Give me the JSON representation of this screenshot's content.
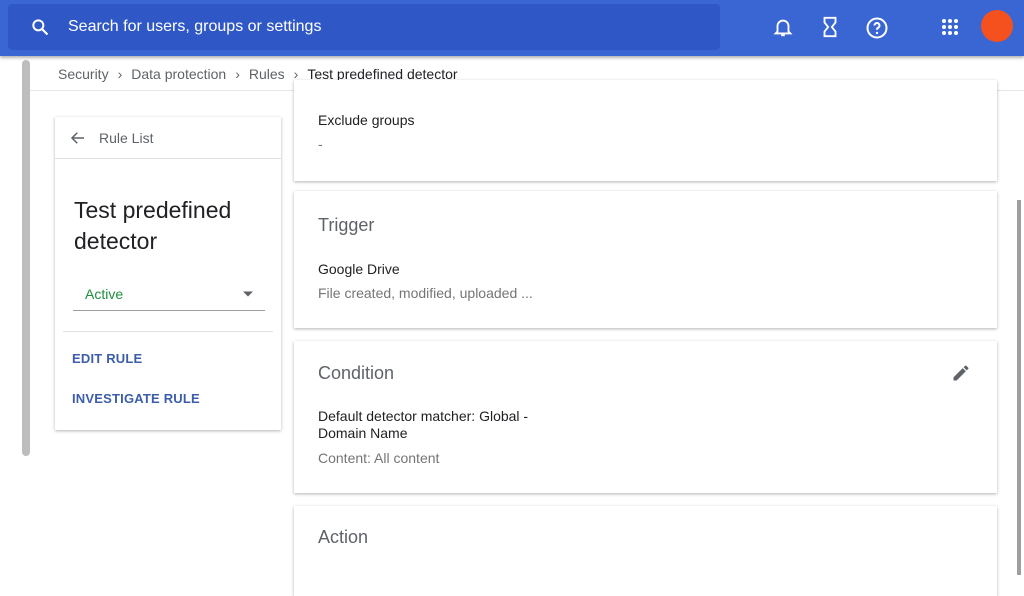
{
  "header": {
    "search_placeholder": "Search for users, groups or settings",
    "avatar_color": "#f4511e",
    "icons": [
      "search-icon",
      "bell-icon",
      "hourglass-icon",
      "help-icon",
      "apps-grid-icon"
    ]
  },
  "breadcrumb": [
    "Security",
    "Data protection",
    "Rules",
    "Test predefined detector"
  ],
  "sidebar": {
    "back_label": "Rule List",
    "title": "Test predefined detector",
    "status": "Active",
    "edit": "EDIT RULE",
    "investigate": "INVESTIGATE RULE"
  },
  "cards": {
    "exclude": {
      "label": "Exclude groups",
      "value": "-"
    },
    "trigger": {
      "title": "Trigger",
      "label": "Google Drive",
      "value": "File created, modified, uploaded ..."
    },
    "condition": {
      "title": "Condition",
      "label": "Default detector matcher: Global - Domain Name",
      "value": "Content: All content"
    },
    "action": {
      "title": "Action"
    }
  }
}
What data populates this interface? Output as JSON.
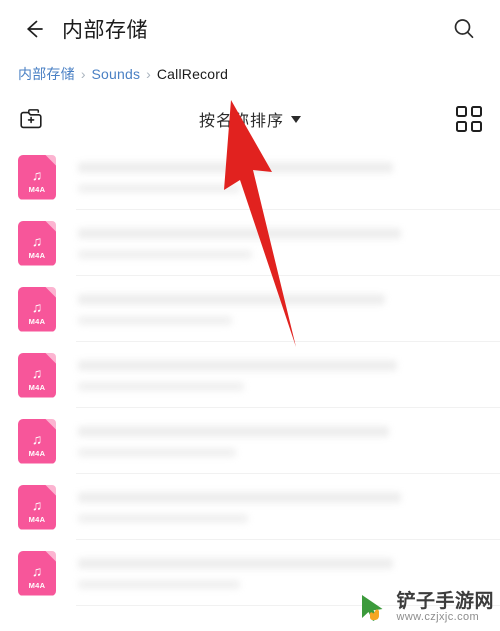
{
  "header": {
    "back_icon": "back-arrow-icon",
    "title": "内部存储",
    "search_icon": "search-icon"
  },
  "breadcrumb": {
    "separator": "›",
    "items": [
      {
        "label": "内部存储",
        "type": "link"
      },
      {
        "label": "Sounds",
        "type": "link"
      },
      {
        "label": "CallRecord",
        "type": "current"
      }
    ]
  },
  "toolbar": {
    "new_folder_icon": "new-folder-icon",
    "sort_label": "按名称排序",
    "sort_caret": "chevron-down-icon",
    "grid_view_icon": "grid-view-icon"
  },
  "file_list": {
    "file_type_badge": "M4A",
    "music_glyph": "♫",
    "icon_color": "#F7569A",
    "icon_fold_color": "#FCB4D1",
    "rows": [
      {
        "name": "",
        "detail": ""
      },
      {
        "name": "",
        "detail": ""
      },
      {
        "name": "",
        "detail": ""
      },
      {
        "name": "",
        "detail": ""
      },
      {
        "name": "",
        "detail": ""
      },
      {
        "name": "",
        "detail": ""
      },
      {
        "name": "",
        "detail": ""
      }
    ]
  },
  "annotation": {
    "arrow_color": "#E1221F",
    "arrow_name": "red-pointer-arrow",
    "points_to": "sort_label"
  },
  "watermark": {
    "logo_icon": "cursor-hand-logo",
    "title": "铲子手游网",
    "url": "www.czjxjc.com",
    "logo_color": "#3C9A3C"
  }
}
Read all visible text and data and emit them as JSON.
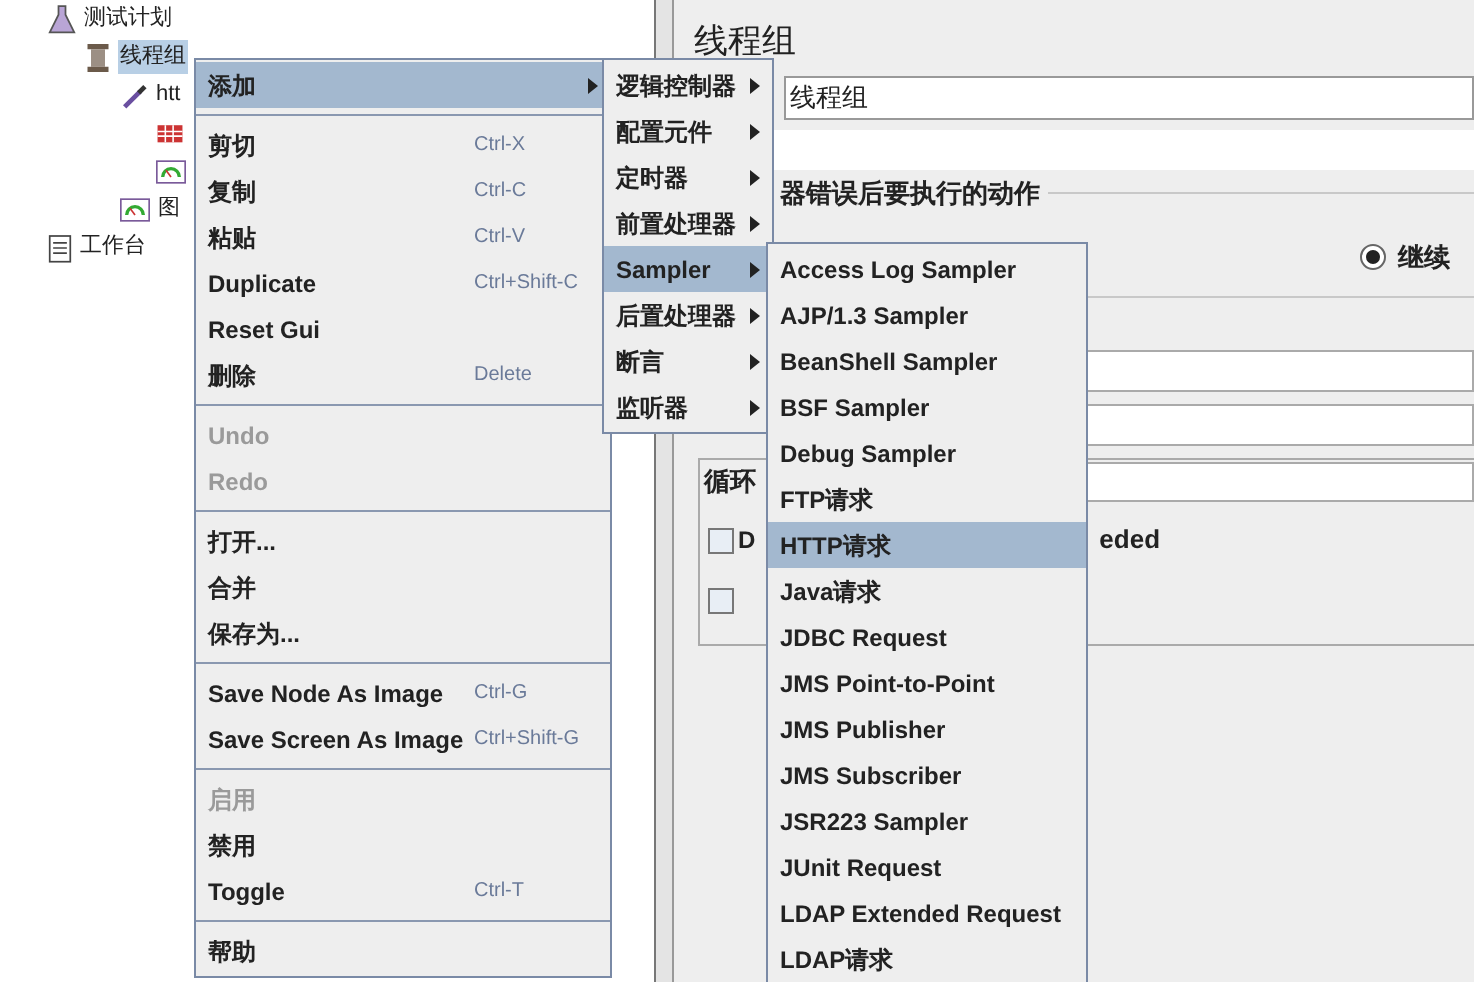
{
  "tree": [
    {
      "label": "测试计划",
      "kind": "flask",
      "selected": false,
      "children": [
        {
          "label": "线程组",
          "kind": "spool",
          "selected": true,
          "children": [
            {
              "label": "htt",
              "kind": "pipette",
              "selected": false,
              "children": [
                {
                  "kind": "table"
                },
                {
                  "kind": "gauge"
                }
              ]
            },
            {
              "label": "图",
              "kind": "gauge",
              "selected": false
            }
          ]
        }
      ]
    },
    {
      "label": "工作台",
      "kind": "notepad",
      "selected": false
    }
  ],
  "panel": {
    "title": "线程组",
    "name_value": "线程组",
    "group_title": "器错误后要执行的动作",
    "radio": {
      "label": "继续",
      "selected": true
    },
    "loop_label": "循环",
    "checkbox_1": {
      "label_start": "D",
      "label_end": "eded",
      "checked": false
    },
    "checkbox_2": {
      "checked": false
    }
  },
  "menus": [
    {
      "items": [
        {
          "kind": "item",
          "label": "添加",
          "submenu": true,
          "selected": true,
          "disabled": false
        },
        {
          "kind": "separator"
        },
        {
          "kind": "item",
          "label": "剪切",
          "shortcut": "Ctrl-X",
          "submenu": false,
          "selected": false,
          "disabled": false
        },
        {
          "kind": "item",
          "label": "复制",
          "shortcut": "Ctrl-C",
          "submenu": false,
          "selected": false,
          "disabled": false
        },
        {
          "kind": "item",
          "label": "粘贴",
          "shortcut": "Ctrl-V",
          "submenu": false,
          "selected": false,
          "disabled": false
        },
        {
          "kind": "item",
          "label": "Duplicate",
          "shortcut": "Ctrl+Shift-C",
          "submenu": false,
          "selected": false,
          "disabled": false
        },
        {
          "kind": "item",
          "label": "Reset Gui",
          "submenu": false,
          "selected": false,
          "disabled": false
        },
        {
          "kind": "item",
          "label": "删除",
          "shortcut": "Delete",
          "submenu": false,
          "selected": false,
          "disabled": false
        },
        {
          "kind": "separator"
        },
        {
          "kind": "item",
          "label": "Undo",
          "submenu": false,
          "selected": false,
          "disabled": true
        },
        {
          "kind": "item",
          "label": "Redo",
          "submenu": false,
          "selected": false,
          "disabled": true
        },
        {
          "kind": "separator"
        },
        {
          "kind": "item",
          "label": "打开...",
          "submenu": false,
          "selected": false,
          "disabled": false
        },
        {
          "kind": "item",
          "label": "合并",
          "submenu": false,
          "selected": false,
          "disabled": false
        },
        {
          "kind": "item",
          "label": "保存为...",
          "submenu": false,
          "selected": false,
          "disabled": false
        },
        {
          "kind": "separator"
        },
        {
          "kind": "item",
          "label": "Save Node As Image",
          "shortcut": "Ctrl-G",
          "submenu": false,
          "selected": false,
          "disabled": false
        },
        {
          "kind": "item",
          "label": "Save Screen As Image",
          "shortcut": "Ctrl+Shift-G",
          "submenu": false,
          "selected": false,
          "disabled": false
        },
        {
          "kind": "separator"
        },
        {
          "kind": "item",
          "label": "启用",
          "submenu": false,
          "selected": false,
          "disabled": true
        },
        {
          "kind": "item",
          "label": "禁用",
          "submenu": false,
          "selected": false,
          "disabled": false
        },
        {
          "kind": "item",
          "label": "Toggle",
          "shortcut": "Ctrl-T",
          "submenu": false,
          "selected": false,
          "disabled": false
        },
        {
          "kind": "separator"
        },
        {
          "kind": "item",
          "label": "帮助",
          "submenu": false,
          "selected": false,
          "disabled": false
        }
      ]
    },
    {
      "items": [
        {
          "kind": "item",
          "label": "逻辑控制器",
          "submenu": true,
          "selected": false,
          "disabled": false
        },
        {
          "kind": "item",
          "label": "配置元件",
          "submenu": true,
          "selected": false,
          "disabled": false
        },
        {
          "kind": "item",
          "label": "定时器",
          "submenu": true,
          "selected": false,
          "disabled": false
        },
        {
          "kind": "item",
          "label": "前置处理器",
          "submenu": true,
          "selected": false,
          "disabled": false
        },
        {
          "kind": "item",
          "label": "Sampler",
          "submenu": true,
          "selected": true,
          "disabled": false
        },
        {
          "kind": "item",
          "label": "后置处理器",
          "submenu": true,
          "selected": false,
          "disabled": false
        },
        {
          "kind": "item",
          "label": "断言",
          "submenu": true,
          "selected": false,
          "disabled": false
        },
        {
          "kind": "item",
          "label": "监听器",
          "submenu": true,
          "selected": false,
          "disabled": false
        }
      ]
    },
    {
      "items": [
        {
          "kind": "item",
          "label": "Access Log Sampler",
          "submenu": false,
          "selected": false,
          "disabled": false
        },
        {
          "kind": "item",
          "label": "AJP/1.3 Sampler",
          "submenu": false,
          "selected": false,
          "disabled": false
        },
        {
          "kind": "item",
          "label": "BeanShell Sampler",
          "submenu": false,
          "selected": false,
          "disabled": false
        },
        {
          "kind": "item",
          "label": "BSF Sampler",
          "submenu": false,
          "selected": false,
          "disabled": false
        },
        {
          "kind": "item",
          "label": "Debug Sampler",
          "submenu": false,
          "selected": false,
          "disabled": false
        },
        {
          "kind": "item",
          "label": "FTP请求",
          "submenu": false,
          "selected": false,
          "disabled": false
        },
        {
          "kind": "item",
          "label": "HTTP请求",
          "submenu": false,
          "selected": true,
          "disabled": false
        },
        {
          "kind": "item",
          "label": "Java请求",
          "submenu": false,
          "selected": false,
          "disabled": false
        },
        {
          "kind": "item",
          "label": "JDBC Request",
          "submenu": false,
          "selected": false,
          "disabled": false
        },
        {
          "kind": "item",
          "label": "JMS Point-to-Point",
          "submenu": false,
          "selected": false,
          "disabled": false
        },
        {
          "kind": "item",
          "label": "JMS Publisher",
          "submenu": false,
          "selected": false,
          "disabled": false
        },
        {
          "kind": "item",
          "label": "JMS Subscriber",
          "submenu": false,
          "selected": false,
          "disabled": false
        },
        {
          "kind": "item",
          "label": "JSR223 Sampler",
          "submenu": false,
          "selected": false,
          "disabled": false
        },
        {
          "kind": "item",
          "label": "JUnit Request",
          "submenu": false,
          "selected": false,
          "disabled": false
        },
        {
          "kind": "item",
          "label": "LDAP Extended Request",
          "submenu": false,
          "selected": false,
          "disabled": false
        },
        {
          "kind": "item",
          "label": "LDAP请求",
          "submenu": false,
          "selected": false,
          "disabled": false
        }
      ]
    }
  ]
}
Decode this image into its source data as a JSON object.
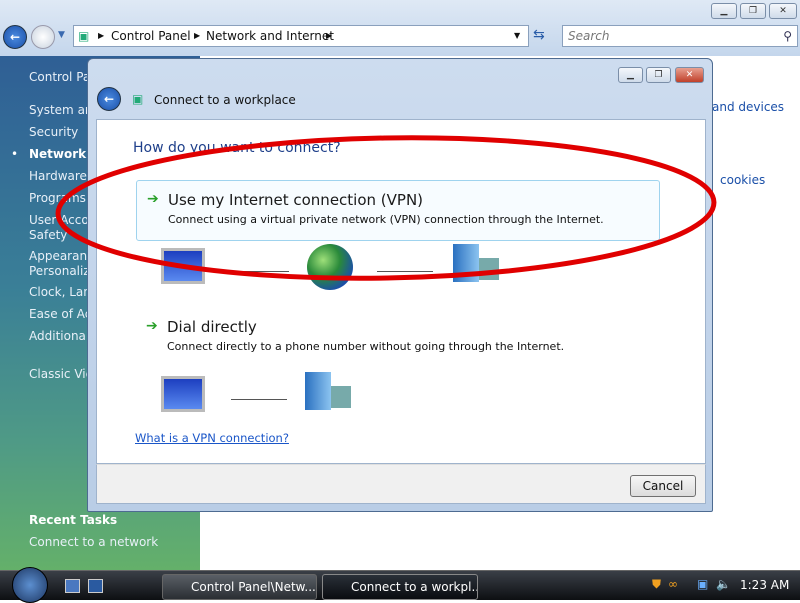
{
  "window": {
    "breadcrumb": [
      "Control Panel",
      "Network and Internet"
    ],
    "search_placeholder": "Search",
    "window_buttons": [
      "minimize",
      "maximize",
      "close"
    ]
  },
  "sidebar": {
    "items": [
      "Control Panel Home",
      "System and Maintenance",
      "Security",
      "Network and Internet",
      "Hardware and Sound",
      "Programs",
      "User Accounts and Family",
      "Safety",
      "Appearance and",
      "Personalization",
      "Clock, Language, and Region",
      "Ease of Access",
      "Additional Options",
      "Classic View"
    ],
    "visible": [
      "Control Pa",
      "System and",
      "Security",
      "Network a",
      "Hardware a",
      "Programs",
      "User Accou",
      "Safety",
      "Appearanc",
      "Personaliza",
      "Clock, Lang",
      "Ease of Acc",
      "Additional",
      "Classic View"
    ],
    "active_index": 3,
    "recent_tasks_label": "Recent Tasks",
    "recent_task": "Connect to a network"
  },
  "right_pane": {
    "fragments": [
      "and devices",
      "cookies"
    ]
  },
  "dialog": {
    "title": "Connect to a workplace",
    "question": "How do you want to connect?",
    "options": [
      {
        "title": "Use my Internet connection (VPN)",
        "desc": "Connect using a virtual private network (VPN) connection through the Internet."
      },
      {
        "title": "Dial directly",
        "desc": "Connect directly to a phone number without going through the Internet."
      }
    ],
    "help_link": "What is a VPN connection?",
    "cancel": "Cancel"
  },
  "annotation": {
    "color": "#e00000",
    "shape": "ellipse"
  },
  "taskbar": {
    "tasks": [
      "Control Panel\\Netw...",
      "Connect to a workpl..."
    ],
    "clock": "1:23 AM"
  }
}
# # # # #
### Brief:
Go through the listing above and pull out each line containing the word "breadcrumb".

### Worked solution:
  "breadcrumb": [
  "breadcrumb": {
    "breadcrumb": [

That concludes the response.